● **TASKS FOR THIS EXERCISE**:
[1] In the passage on Saddam Hussein and his foreign backers, translate this sentence into Spanish: "The hypocrisy of the Western powers does not need to be elaborated upon here."
[2] Extend the passage on Saddam Hussein and his foreign backers, picking up after its final sentence.

● **PASSAGE TO READ**:
___
When it became clear that the no
weapons of mass destruction would be found in Iraq during the
current conflict, the abuse of the Iraqi people by Saddam was used
as a justification for removing him from power. It was, however, the
United States and European countries such as France, Germany and
Russia, who ultimately provided Saddam Hussein with the financial
means, technology, and armaments to commit these atrocities. The
hypocrisy of the Western powers does not need to be elaborated upon
here. It is important to recognize, though, that this same duplicity
applies equally to many Arab countries.
For example, Kuwaitis breathed a
huge sigh of relief after Saddam's arrest. Notwithstanding, it was
Kuwait, Saudi Arabia, and other Gulf nations who were the primary
backers of Iraq in its war with Iran, a war that Saddam started, and
which claimed nearly one million lives. The previously cordial
relationship of Saddam with the kings, emirs, and princes of these
nations are still fresh in many Iraqi minds. In Jordan too, it was
King Hussein who first gave sanctuary to Saddam's son-in-laws
Hussein and Saddam Kamal after they defected from Iraq in 1995.
Ordinary Iraqis were left wondering why they were not arrested for
crimes against humanity for their roles in brutally suppressing the
1991 uprisings to which was alluded earlier. Not surprisingly,
Saddam's two daughters are now living quite comfortably in an Amman
palace courtesy of King Abdullah, not too dissimilar to their former
palaces in Iraq, although with fewer people starving at their gates.
Palestinians under Israeli
occupation still exhort Iraq's former leader, not realizing that
many Iraqis probably would have freely traded life under Israeli
occupation to that of the constant state of fear under which they
lived during Saddam's rule. The Palestinian territories are unique
as the only place in the Arab world where Saddam's pictures are
still proudly displayed.
___
● **ENTRIES SHOWN**:
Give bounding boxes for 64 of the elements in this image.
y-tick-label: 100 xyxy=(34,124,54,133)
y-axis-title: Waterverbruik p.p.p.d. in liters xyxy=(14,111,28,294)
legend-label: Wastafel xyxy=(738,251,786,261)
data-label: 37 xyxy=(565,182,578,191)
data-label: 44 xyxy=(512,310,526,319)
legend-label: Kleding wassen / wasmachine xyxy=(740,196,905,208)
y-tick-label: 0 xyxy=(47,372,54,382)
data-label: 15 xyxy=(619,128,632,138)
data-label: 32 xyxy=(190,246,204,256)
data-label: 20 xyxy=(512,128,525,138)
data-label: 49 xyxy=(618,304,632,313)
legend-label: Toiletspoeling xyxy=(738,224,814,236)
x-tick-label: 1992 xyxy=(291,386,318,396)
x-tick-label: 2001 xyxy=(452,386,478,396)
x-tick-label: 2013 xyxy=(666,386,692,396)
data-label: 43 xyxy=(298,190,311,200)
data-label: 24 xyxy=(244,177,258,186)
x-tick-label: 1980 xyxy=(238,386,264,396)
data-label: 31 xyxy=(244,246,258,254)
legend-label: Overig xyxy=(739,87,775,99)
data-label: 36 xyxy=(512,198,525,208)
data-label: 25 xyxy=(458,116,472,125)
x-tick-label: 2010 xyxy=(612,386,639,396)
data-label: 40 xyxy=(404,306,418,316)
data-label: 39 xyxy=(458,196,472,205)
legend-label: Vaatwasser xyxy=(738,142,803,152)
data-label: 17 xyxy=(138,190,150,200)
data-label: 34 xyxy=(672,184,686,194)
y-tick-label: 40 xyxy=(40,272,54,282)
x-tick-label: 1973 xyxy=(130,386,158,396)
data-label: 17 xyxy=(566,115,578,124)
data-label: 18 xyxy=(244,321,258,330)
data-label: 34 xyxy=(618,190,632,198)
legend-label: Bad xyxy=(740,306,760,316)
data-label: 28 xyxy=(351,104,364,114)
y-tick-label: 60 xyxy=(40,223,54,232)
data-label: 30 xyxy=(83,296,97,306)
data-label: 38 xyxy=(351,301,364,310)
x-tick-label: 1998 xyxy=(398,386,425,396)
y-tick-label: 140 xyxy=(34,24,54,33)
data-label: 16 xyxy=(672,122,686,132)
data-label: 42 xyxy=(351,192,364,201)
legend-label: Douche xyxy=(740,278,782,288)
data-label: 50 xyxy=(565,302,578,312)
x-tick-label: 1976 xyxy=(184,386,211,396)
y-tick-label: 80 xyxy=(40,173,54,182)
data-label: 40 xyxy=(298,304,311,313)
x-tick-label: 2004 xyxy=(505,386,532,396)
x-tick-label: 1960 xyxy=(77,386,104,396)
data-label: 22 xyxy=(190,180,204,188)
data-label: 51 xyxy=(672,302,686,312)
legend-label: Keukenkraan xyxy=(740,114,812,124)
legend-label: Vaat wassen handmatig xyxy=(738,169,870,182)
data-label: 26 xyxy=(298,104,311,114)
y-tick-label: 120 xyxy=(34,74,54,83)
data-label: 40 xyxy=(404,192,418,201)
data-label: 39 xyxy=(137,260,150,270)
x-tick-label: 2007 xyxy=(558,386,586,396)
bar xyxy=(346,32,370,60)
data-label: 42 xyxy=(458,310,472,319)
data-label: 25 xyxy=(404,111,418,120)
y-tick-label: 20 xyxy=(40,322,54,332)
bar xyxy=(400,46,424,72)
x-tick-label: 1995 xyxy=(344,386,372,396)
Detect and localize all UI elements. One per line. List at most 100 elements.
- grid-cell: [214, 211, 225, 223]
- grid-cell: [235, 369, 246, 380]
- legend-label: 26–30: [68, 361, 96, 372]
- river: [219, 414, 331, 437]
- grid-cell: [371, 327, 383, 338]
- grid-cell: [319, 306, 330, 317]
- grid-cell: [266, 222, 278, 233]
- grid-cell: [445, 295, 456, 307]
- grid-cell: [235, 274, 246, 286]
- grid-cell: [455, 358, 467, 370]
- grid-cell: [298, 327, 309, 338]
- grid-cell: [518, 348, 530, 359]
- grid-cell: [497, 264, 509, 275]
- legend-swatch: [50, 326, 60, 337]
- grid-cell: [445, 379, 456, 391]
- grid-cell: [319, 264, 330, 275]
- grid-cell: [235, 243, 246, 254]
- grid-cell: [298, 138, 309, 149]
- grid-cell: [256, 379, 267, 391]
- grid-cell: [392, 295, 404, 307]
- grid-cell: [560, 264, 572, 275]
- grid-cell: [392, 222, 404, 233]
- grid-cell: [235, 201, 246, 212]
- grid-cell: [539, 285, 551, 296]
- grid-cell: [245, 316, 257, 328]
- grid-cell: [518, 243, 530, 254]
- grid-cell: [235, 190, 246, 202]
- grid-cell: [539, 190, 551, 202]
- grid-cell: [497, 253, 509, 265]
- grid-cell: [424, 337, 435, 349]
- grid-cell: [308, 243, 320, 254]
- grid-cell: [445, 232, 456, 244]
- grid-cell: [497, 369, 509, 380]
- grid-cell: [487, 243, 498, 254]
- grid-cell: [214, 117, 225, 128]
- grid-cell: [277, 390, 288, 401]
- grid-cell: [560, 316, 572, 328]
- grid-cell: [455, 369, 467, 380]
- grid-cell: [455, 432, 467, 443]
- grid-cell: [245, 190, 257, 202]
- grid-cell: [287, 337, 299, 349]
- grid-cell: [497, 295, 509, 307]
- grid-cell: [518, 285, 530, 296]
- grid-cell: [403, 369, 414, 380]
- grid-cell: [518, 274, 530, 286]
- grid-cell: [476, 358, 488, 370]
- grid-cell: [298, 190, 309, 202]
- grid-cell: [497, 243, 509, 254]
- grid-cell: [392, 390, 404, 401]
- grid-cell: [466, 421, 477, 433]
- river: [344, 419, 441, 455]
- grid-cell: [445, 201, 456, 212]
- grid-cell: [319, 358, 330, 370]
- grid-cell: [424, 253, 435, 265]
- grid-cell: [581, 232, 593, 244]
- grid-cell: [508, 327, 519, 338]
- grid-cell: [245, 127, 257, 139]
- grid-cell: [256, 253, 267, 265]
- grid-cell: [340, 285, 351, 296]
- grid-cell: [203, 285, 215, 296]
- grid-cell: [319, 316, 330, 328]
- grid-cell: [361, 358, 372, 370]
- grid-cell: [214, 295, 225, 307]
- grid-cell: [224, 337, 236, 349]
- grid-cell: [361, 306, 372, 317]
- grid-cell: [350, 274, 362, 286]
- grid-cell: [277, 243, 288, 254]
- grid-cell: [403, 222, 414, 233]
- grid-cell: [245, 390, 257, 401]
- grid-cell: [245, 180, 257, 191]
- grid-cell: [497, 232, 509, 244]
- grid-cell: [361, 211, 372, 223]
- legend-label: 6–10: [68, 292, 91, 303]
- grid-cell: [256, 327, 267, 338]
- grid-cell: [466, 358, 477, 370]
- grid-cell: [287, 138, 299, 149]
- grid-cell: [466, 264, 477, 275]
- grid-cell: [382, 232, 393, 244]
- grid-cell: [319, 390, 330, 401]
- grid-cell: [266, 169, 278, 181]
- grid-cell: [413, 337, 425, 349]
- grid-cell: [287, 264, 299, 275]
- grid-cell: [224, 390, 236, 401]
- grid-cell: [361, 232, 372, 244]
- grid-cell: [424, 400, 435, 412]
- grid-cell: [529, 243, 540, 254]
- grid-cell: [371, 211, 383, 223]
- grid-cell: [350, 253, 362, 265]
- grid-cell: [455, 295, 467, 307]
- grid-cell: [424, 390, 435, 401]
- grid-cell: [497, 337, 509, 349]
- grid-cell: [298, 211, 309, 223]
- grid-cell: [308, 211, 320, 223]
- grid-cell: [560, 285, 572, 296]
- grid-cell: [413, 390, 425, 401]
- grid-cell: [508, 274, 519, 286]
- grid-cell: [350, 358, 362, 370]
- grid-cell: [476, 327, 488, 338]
___
● **RESPONSES BY ITEM NUMBER**:
[1] La hipocresía de las potencias occidentales no necesita explicarse aquí con más detalle.

[2]
The etiology of the dichotomy of
feelings among Arabs regarding the Iraqi dictator is
multi-factorial. To some degree, it is split along old sectarian
religious lines. The Shia throughout the Arab and Muslim world were
keenly aware of the plight of Iraq's Shia and the desecration of the
holy sites in Kerbala and Najaf. In addition, they were often
regarded in their own countries (primarily the Gulf) as a potential
fifth column in the Iraq-Iran war and subject to discrimination.
Saddam was thus successful in not only stoking the fears of Iraq's
Sunni Muslim Arabs, but those of his neighbors as well. Playing upon
anti-Iranian, anti-Shia, pan-Arab sentiments in a Sunni dominated
region proved to be quite effective in maintaining his support by
the greater Arab nation.
Saddam was also adept in the
promulgation of his feigned support of the Palestinian cause,
starting with the launch of a few Scud missiles in Israel's
direction during the first Gulf War, and continuing with payments to
families of suicide bombers afterwards.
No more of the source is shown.